**WORK REQUEST:** Keep the pictures out of the copy and repeat the records exactly.

**DATA UNDER STUDY:**
_ _ _ _ _ _ _

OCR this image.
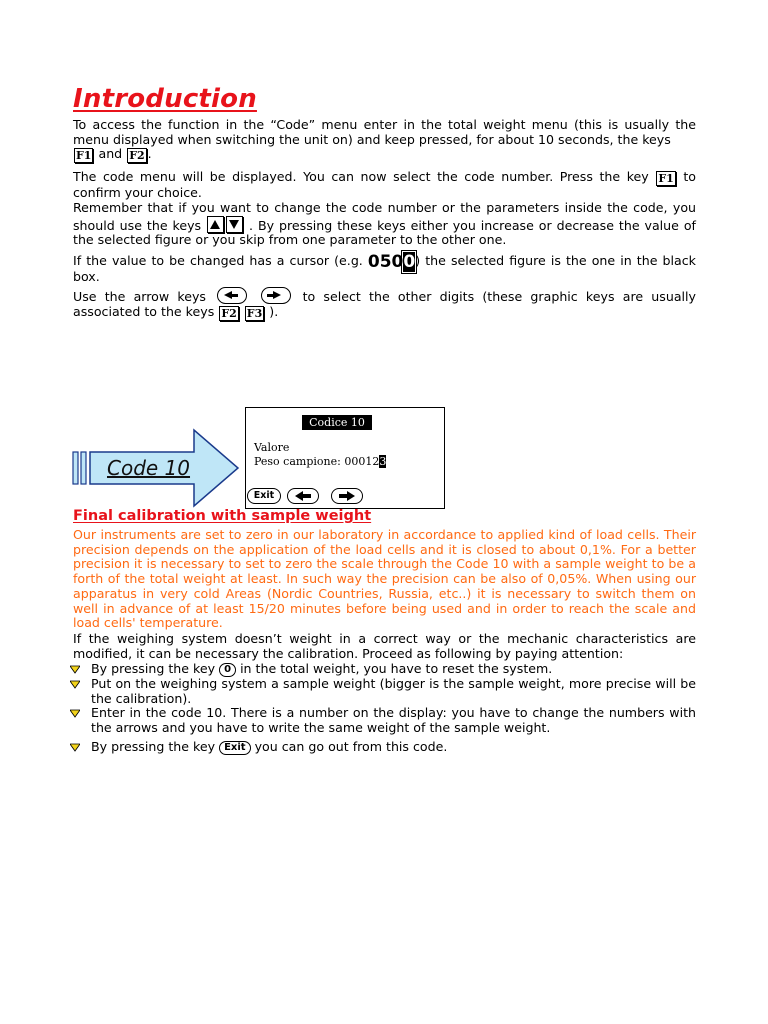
Introduction
To access the function in the “Code” menu enter in the total weight menu (this is usually the menu displayed when switching the unit on) and keep pressed, for about 10 seconds, the keys
F1 and F2 .
The code menu will be displayed. You can now select the code number. Press the key F1 to confirm your choice.
Remember that if you want to change the code number or the parameters inside the code, you should use the keys	. By pressing these keys either you increase or decrease the value of the selected figure or you skip from one parameter to the other one.
If the value to be changed has a cursor (e.g. 0500) the selected figure is the one in the black box.
Use the arrow keys	to select the other digits (these graphic keys are usually associated to the keys F2 F3 ).
Code 10
Codice 10
Valore
Peso campione: 000123
Exit
Final calibration with sample weight
Our instruments are set to zero in our laboratory in accordance to applied kind of load cells. Their precision depends on the application of the load cells and it is closed to about 0,1%. For a better precision it is necessary to set to zero the scale through the Code 10 with a sample weight to be a forth of the total weight at least. In such way the precision can be also of 0,05%. When using our apparatus in very cold Areas (Nordic Countries, Russia, etc..) it is necessary to switch them on well in advance of at least 15/20 minutes before being used and in order to reach the scale and load cells' temperature.
If the weighing system doesn’t weight in a correct way or the mechanic characteristics are modified, it can be necessary the calibration. Proceed as following by paying attention:
By pressing the key 0 in the total weight, you have to reset the system.
Put on the weighing system a sample weight (bigger is the sample weight, more precise will be the calibration).
Enter in the code 10. There is a number on the display: you have to change the numbers with the arrows and you have to write the same weight of the sample weight.
By pressing the key Exit you can go out from this code.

_ _ _ _ _ _ _

**COMPLETED TASK:**
OCR this image.
Introduction
To access the function in the “Code” menu enter in the total weight menu (this is usually the menu displayed when switching the unit on) and keep pressed, for about 10 seconds, the keys
F1 and F2 .
The code menu will be displayed. You can now select the code number. Press the key F1 to confirm your choice.
Remember that if you want to change the code number or the parameters inside the code, you should use the keys	. By pressing these keys either you increase or decrease the value of the selected figure or you skip from one parameter to the other one.
If the value to be changed has a cursor (e.g. 0500) the selected figure is the one in the black box.
Use the arrow keys	to select the other digits (these graphic keys are usually associated to the keys F2 F3 ).
Code 10
Codice 10
Valore
Peso campione: 000123
Exit
Final calibration with sample weight
Our instruments are set to zero in our laboratory in accordance to applied kind of load cells. Their precision depends on the application of the load cells and it is closed to about 0,1%. For a better precision it is necessary to set to zero the scale through the Code 10 with a sample weight to be a forth of the total weight at least. In such way the precision can be also of 0,05%. When using our apparatus in very cold Areas (Nordic Countries, Russia, etc..) it is necessary to switch them on well in advance of at least 15/20 minutes before being used and in order to reach the scale and load cells' temperature.
If the weighing system doesn’t weight in a correct way or the mechanic characteristics are modified, it can be necessary the calibration. Proceed as following by paying attention:
By pressing the key 0 in the total weight, you have to reset the system.
Put on the weighing system a sample weight (bigger is the sample weight, more precise will be the calibration).
Enter in the code 10. There is a number on the display: you have to change the numbers with the arrows and you have to write the same weight of the sample weight.
By pressing the key Exit you can go out from this code.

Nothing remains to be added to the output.